[START SUPPLIED RECORDS]
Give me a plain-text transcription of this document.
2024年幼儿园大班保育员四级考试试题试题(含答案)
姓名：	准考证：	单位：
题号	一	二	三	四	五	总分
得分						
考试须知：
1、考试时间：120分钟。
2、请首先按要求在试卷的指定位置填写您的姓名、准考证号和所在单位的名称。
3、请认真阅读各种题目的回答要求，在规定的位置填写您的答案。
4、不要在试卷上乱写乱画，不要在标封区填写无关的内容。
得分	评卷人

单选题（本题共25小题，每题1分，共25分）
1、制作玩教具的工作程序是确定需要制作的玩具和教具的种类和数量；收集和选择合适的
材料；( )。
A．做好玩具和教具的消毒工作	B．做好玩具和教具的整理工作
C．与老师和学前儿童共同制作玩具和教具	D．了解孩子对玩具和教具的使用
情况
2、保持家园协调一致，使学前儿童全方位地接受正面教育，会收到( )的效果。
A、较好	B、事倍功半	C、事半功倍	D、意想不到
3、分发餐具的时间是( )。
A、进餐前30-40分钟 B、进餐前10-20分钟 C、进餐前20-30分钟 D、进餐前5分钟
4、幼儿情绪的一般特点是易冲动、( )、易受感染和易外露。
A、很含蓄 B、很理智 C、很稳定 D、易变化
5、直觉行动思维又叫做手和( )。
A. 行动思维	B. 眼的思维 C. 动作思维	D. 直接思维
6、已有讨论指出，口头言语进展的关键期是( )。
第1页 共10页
[END SUPPLIED RECORDS]
- **WHAT TO DO**:
Give all the entries again exactly; leave none out.

- **ANSWER TO THIS PROBLEM**:
Give me a plain-text transcription of this document.
2024年幼儿园大班保育员四级考试试题试题(含答案)
姓名：	准考证：	单位：
题号	一	二	三	四	五	总分
得分						
考试须知：
1、考试时间：120分钟。
2、请首先按要求在试卷的指定位置填写您的姓名、准考证号和所在单位的名称。
3、请认真阅读各种题目的回答要求，在规定的位置填写您的答案。
4、不要在试卷上乱写乱画，不要在标封区填写无关的内容。
得分	评卷人

单选题（本题共25小题，每题1分，共25分）
1、制作玩教具的工作程序是确定需要制作的玩具和教具的种类和数量；收集和选择合适的
材料；( )。
A．做好玩具和教具的消毒工作	B．做好玩具和教具的整理工作
C．与老师和学前儿童共同制作玩具和教具	D．了解孩子对玩具和教具的使用
情况
2、保持家园协调一致，使学前儿童全方位地接受正面教育，会收到( )的效果。
A、较好	B、事倍功半	C、事半功倍	D、意想不到
3、分发餐具的时间是( )。
A、进餐前30-40分钟 B、进餐前10-20分钟 C、进餐前20-30分钟 D、进餐前5分钟
4、幼儿情绪的一般特点是易冲动、( )、易受感染和易外露。
A、很含蓄 B、很理智 C、很稳定 D、易变化
5、直觉行动思维又叫做手和( )。
A. 行动思维	B. 眼的思维 C. 动作思维	D. 直接思维
6、已有讨论指出，口头言语进展的关键期是( )。
第1页 共10页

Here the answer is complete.